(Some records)
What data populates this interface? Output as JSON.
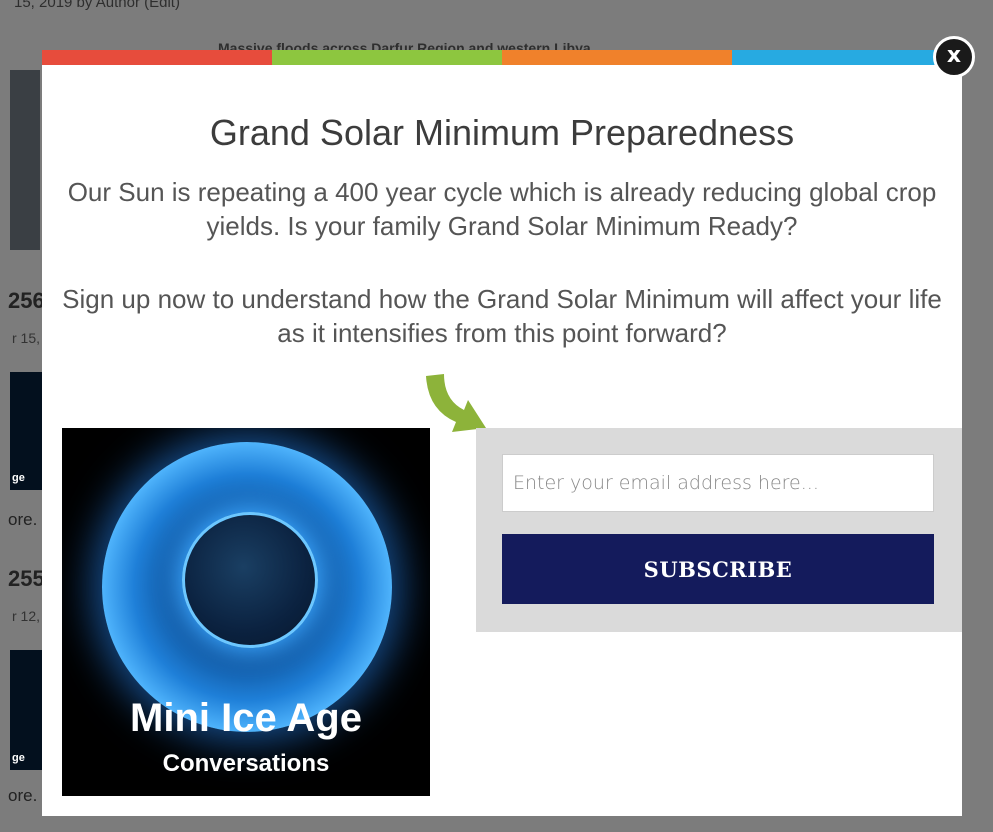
{
  "background": {
    "topline": "15, 2019 by Author (Edit)",
    "headline": "Massive floods across Darfur Region and western Libya",
    "items": [
      {
        "number": "256",
        "date": "r 15,",
        "more": "ore."
      },
      {
        "number": "255",
        "date": "r 12,",
        "more": "ore."
      }
    ],
    "thumb_caption": "ge"
  },
  "modal": {
    "title": "Grand Solar Minimum Preparedness",
    "paragraph1": "Our Sun is repeating a 400 year cycle which is already reducing global crop yields. Is your family Grand Solar Minimum Ready?",
    "paragraph2": "Sign up now to understand how the Grand Solar Minimum will affect your life as it intensifies from this point forward?",
    "image": {
      "title": "Mini Ice Age",
      "subtitle": "Conversations"
    },
    "form": {
      "email_placeholder": "Enter your email address here...",
      "email_value": "",
      "subscribe_label": "SUBSCRIBE"
    },
    "close_label": "x",
    "stripe_colors": [
      "#e74c3c",
      "#8dc63f",
      "#f0812b",
      "#27aae1"
    ],
    "arrow_color": "#8db33a",
    "button_color": "#141b5c"
  }
}
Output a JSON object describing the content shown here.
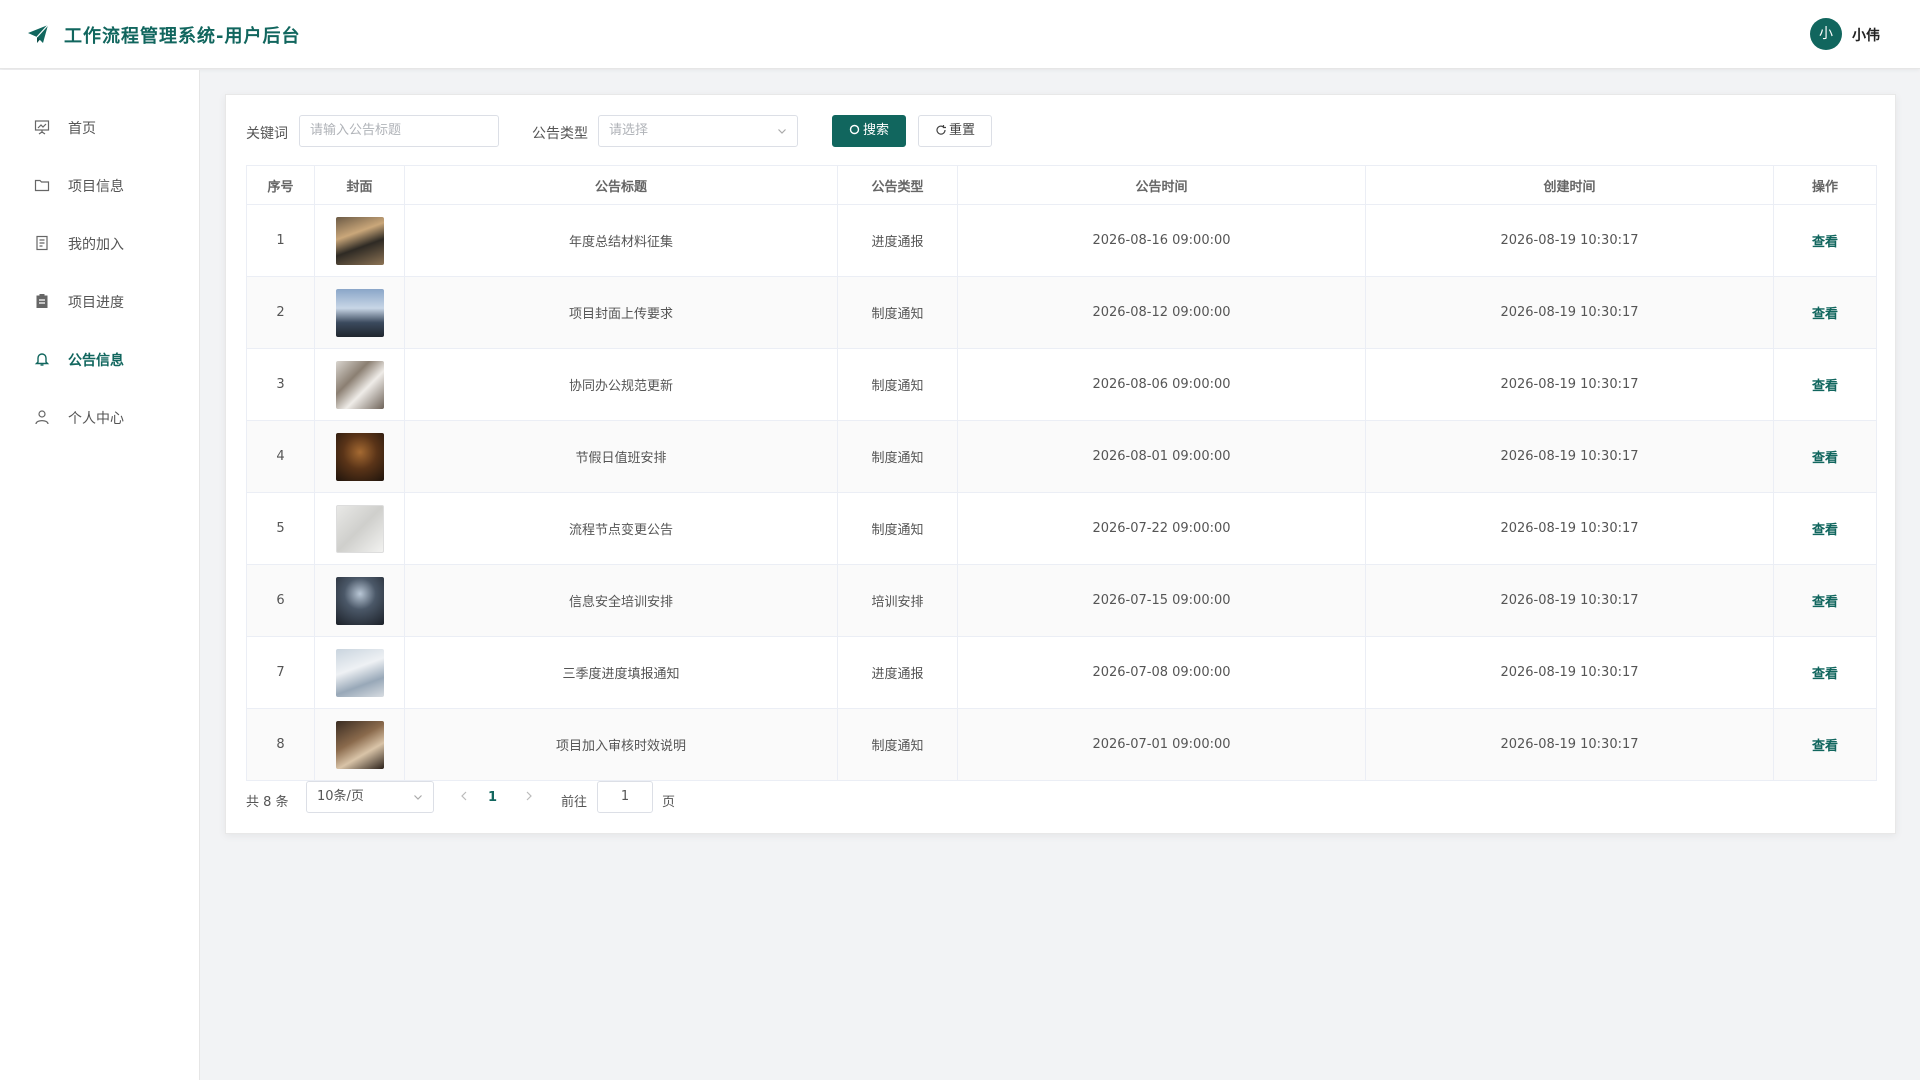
{
  "header": {
    "title": "工作流程管理系统-用户后台",
    "avatar_initial": "小",
    "username": "小伟",
    "accent": "#11665e"
  },
  "sidebar": {
    "items": [
      {
        "label": "首页",
        "icon": "presentation-icon",
        "active": false
      },
      {
        "label": "项目信息",
        "icon": "folder-icon",
        "active": false
      },
      {
        "label": "我的加入",
        "icon": "document-icon",
        "active": false
      },
      {
        "label": "项目进度",
        "icon": "clipboard-icon",
        "active": false
      },
      {
        "label": "公告信息",
        "icon": "bell-icon",
        "active": true
      },
      {
        "label": "个人中心",
        "icon": "user-icon",
        "active": false
      }
    ]
  },
  "search": {
    "keyword_label": "关键词",
    "keyword_placeholder": "请输入公告标题",
    "type_label": "公告类型",
    "type_placeholder": "请选择",
    "search_button": "搜索",
    "reset_button": "重置"
  },
  "table": {
    "columns": [
      "序号",
      "封面",
      "公告标题",
      "公告类型",
      "公告时间",
      "创建时间",
      "操作"
    ],
    "action_label": "查看",
    "rows": [
      {
        "index": "1",
        "title": "年度总结材料征集",
        "type": "进度通报",
        "notice_time": "2026-08-16 09:00:00",
        "created_time": "2026-08-19 10:30:17",
        "cover": "stacked-documents"
      },
      {
        "index": "2",
        "title": "项目封面上传要求",
        "type": "制度通知",
        "notice_time": "2026-08-12 09:00:00",
        "created_time": "2026-08-19 10:30:17",
        "cover": "office-building"
      },
      {
        "index": "3",
        "title": "协同办公规范更新",
        "type": "制度通知",
        "notice_time": "2026-08-06 09:00:00",
        "created_time": "2026-08-19 10:30:17",
        "cover": "team-meeting"
      },
      {
        "index": "4",
        "title": "节假日值班安排",
        "type": "制度通知",
        "notice_time": "2026-08-01 09:00:00",
        "created_time": "2026-08-19 10:30:17",
        "cover": "dark-office"
      },
      {
        "index": "5",
        "title": "流程节点变更公告",
        "type": "制度通知",
        "notice_time": "2026-07-22 09:00:00",
        "created_time": "2026-08-19 10:30:17",
        "cover": "whiteboard"
      },
      {
        "index": "6",
        "title": "信息安全培训安排",
        "type": "培训安排",
        "notice_time": "2026-07-15 09:00:00",
        "created_time": "2026-08-19 10:30:17",
        "cover": "training-room"
      },
      {
        "index": "7",
        "title": "三季度进度填报通知",
        "type": "进度通报",
        "notice_time": "2026-07-08 09:00:00",
        "created_time": "2026-08-19 10:30:17",
        "cover": "desk-papers"
      },
      {
        "index": "8",
        "title": "项目加入审核时效说明",
        "type": "制度通知",
        "notice_time": "2026-07-01 09:00:00",
        "created_time": "2026-08-19 10:30:17",
        "cover": "gavel"
      }
    ]
  },
  "pagination": {
    "total": "共 8 条",
    "page_size": "10条/页",
    "current_page": "1",
    "goto_label": "前往",
    "goto_value": "1",
    "page_unit": "页"
  }
}
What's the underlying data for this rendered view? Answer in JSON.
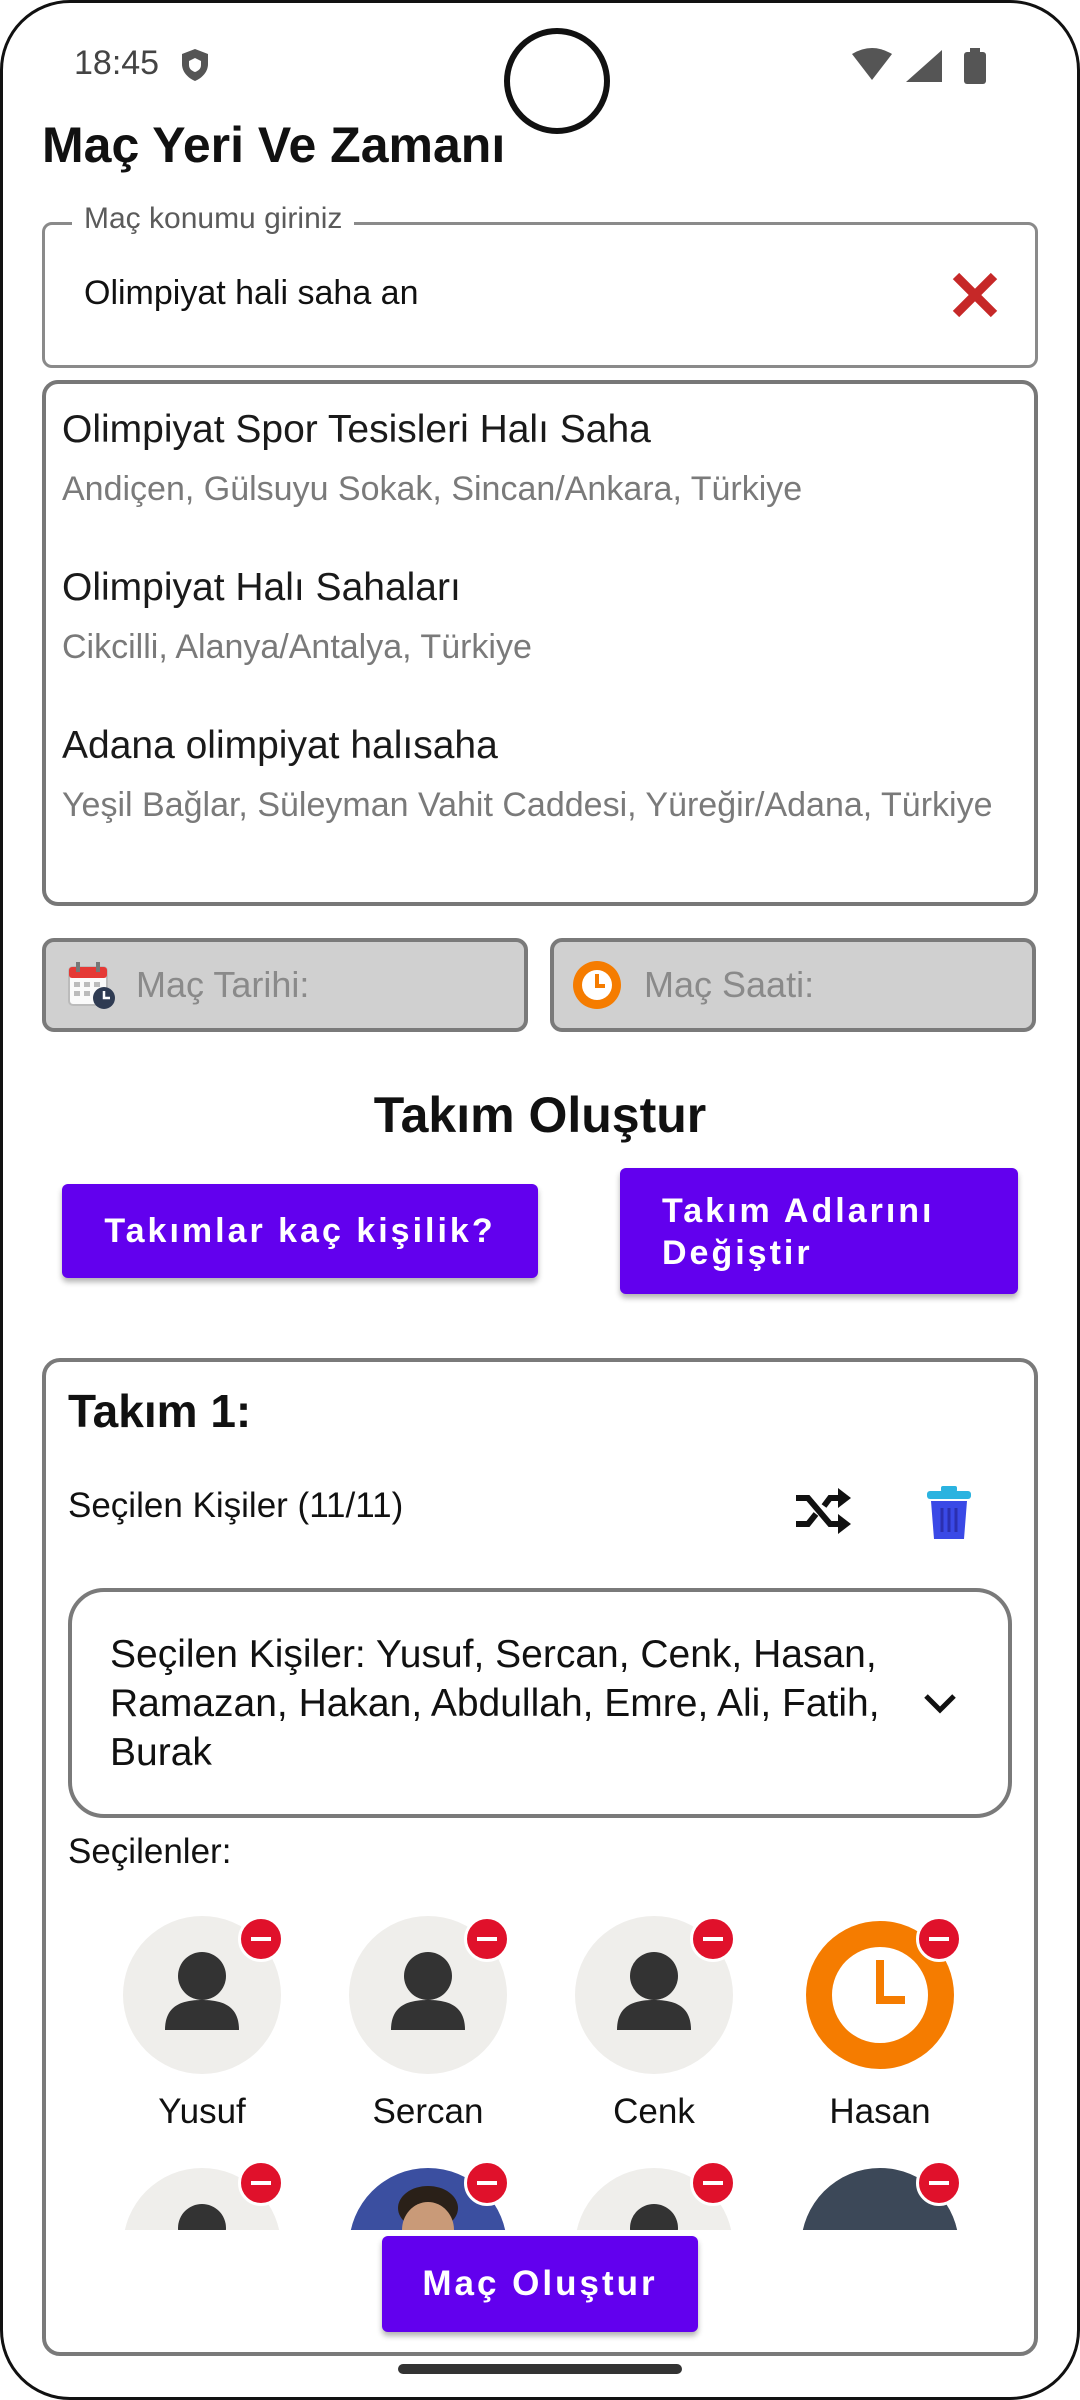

Directions for this task.
Copy every line of the listing that contains the word "data".

The response.
What data populates this interface? Output as JSON.
What's the underlying data for this rendered view? Answer in JSON.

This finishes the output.